(What is needed):
Pick out every line with the word "Sport" and copy it.

(Input records):

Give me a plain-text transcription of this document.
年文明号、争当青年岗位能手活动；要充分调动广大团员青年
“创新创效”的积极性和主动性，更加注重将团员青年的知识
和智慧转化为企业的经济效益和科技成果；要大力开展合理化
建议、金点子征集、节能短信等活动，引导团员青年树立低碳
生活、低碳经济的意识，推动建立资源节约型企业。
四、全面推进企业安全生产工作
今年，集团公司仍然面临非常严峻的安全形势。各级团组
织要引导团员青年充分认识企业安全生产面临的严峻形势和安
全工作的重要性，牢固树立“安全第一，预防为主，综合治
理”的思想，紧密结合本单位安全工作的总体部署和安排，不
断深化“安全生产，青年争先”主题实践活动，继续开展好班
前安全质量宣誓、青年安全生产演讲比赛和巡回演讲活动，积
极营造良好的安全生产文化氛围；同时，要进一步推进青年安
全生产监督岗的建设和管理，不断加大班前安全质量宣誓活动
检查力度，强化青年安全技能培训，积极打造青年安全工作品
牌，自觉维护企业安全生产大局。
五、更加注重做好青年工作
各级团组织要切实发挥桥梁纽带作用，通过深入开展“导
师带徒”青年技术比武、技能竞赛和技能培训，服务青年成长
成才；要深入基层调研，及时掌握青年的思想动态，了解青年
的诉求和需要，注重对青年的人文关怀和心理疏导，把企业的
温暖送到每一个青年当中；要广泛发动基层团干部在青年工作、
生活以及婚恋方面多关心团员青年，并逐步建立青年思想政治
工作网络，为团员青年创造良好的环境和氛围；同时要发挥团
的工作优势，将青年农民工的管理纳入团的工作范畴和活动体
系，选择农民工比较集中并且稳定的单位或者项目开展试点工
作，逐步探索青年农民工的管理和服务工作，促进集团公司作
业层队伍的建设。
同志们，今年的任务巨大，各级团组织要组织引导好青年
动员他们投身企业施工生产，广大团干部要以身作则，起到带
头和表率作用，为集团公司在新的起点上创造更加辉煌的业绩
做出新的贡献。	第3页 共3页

* * *

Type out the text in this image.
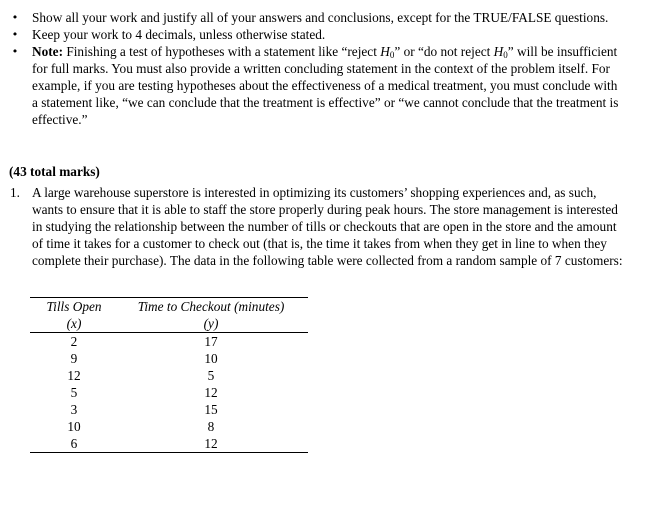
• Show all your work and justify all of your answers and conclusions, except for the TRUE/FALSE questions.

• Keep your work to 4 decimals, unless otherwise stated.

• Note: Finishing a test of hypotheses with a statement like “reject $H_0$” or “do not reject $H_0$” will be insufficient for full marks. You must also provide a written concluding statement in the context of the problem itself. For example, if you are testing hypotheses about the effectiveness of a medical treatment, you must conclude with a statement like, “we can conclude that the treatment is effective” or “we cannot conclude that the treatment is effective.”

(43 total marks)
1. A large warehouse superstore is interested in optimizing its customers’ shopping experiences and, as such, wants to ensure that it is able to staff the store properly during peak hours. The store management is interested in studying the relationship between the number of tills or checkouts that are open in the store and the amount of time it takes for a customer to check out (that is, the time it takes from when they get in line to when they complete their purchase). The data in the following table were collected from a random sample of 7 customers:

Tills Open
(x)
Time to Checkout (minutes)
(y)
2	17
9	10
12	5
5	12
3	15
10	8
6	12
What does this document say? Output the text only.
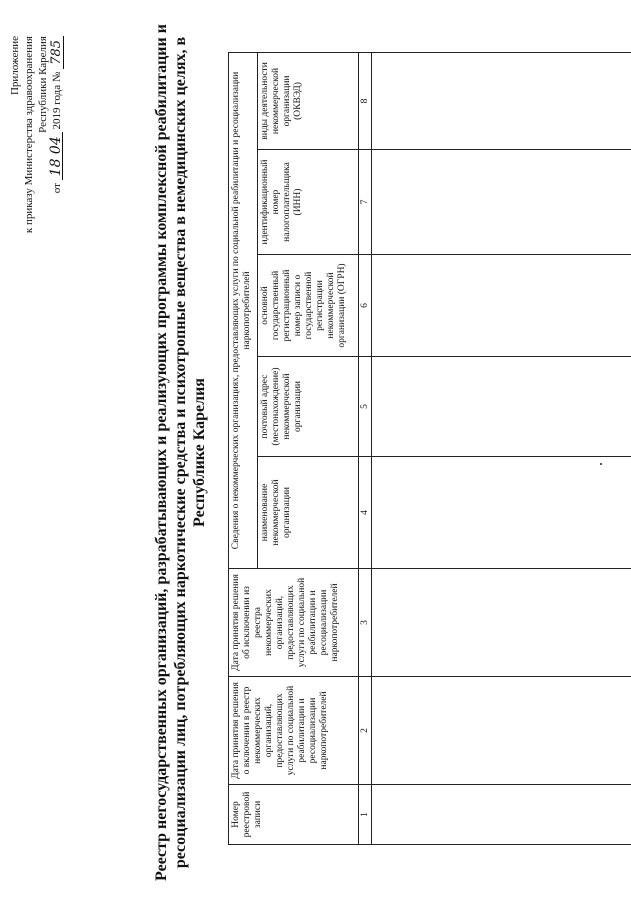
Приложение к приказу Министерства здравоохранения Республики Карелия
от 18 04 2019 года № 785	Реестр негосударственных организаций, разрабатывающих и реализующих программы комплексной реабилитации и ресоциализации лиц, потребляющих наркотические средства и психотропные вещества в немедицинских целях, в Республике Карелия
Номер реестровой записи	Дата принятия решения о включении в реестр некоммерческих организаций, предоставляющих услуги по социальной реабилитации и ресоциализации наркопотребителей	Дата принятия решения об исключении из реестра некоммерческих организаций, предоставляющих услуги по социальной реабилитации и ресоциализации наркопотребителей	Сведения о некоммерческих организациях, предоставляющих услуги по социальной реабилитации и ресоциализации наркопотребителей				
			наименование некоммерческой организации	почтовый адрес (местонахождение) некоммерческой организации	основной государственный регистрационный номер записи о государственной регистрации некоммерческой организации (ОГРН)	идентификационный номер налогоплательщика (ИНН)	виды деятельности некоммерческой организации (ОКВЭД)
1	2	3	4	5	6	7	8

...

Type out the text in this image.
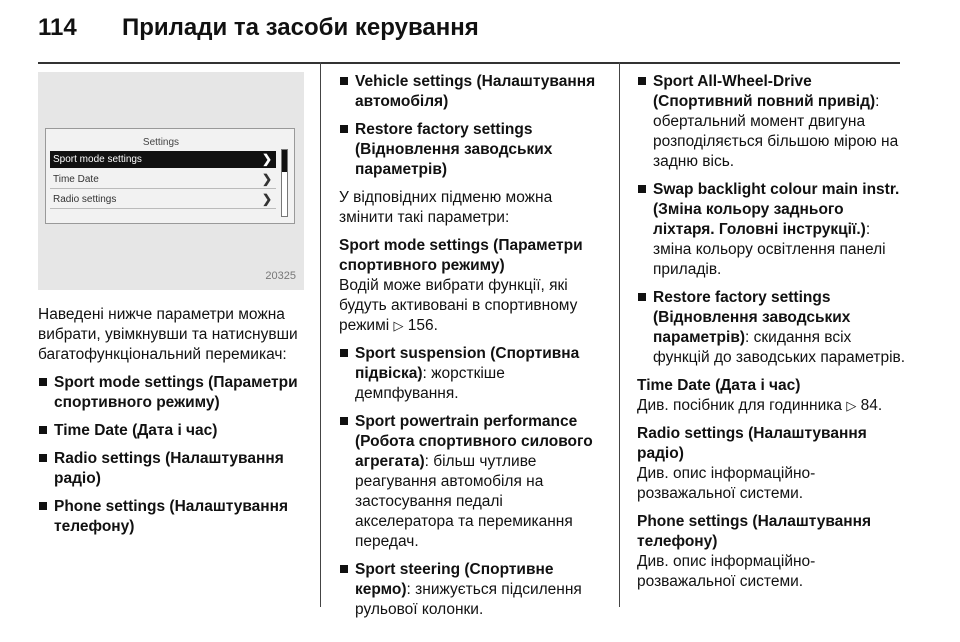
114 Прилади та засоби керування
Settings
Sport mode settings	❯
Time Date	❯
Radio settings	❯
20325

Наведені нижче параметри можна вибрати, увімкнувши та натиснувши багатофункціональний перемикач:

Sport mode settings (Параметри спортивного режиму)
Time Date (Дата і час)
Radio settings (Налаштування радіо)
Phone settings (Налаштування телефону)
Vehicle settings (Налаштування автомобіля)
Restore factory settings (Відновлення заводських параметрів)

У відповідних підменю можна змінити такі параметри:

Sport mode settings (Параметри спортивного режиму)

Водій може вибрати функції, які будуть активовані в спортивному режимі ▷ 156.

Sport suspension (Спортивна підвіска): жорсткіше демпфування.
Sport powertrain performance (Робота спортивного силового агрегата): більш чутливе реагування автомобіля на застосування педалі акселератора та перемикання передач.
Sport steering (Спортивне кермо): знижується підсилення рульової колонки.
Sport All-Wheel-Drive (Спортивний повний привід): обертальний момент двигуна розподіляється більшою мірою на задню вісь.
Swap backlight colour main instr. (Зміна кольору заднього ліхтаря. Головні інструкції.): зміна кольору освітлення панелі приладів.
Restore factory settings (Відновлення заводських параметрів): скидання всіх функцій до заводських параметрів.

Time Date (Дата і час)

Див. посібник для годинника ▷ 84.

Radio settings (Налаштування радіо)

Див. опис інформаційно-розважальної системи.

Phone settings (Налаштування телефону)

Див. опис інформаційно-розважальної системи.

(Completed task):
Sport mode settings	❯
Sport mode settings (Параметри спортивного режиму)
Sport mode settings (Параметри спортивного режиму)
Sport suspension (Спортивна підвіска): жорсткіше демпфування.
Sport powertrain performance (Робота спортивного силового агрегата): більш чутливе реагування автомобіля на застосування педалі акселератора та перемикання передач.
Sport steering (Спортивне кермо): знижується підсилення рульової колонки.
Sport All-Wheel-Drive (Спортивний повний привід): обертальний момент двигуна розподіляється більшою мірою на задню вісь.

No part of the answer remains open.